## Task instructions
What follows is a set of entries. Repeat them exactly, but not their pictures.

· · · · ·

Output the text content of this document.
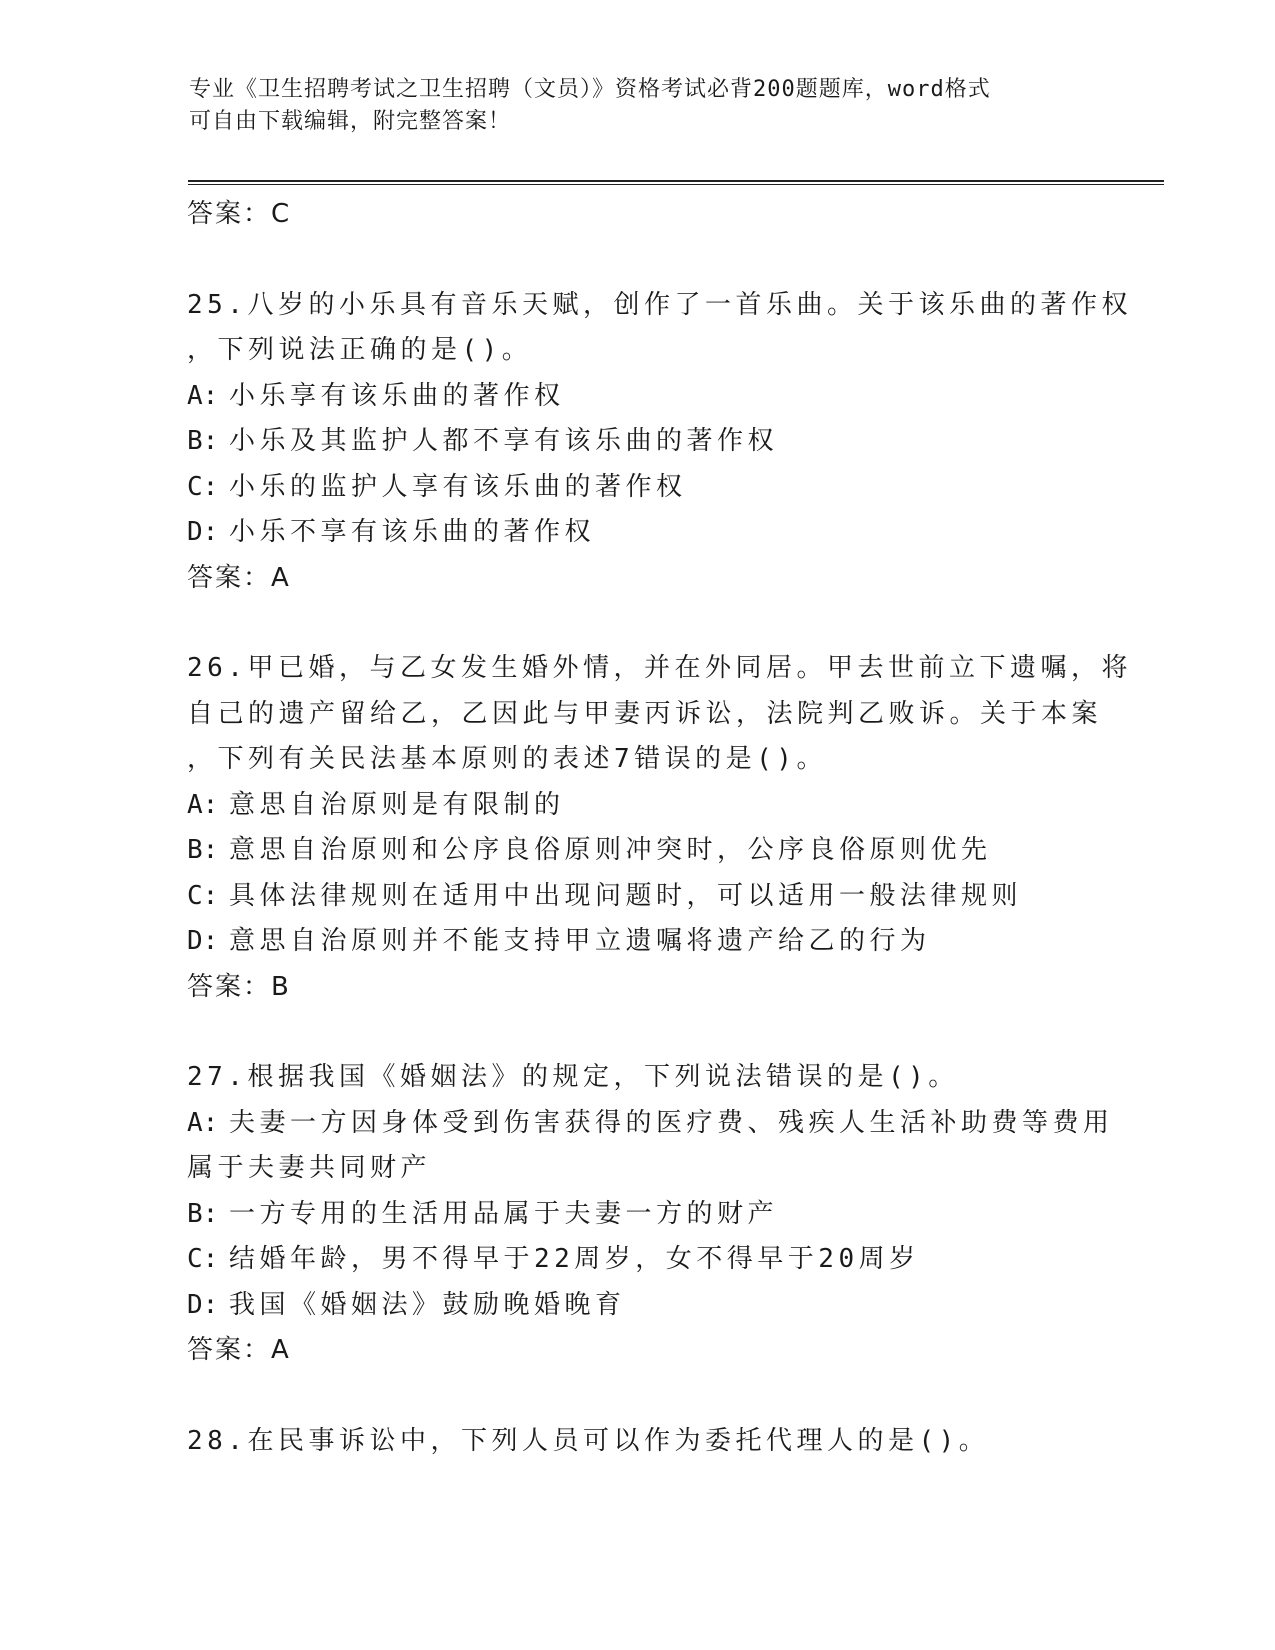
专业《卫生招聘考试之卫生招聘（文员）》资格考试必背200题题库，word格式
可自由下载编辑，附完整答案！
答案：C
25.八岁的小乐具有音乐天赋，创作了一首乐曲。关于该乐曲的著作权
，下列说法正确的是()。
A: 小乐享有该乐曲的著作权
B: 小乐及其监护人都不享有该乐曲的著作权
C: 小乐的监护人享有该乐曲的著作权
D: 小乐不享有该乐曲的著作权
答案：A
26.甲已婚，与乙女发生婚外情，并在外同居。甲去世前立下遗嘱，将
自己的遗产留给乙，乙因此与甲妻丙诉讼，法院判乙败诉。关于本案
，下列有关民法基本原则的表述7错误的是()。
A: 意思自治原则是有限制的
B: 意思自治原则和公序良俗原则冲突时，公序良俗原则优先
C: 具体法律规则在适用中出现问题时，可以适用一般法律规则
D: 意思自治原则并不能支持甲立遗嘱将遗产给乙的行为
答案：B
27.根据我国《婚姻法》的规定，下列说法错误的是()。
A: 夫妻一方因身体受到伤害获得的医疗费、残疾人生活补助费等费用
属于夫妻共同财产
B: 一方专用的生活用品属于夫妻一方的财产
C: 结婚年龄，男不得早于22周岁，女不得早于20周岁
D: 我国《婚姻法》鼓励晚婚晚育
答案：A
28.在民事诉讼中，下列人员可以作为委托代理人的是()。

· · · · ·

## Solution to this problem
Output the text content of this document.
专业《卫生招聘考试之卫生招聘（文员）》资格考试必背200题题库，word格式
可自由下载编辑，附完整答案！
答案：C
25.八岁的小乐具有音乐天赋，创作了一首乐曲。关于该乐曲的著作权
，下列说法正确的是()。
A: 小乐享有该乐曲的著作权
B: 小乐及其监护人都不享有该乐曲的著作权
C: 小乐的监护人享有该乐曲的著作权
D: 小乐不享有该乐曲的著作权
答案：A
26.甲已婚，与乙女发生婚外情，并在外同居。甲去世前立下遗嘱，将
自己的遗产留给乙，乙因此与甲妻丙诉讼，法院判乙败诉。关于本案
，下列有关民法基本原则的表述7错误的是()。
A: 意思自治原则是有限制的
B: 意思自治原则和公序良俗原则冲突时，公序良俗原则优先
C: 具体法律规则在适用中出现问题时，可以适用一般法律规则
D: 意思自治原则并不能支持甲立遗嘱将遗产给乙的行为
答案：B
27.根据我国《婚姻法》的规定，下列说法错误的是()。
A: 夫妻一方因身体受到伤害获得的医疗费、残疾人生活补助费等费用
属于夫妻共同财产
B: 一方专用的生活用品属于夫妻一方的财产
C: 结婚年龄，男不得早于22周岁，女不得早于20周岁
D: 我国《婚姻法》鼓励晚婚晚育
答案：A
28.在民事诉讼中，下列人员可以作为委托代理人的是()。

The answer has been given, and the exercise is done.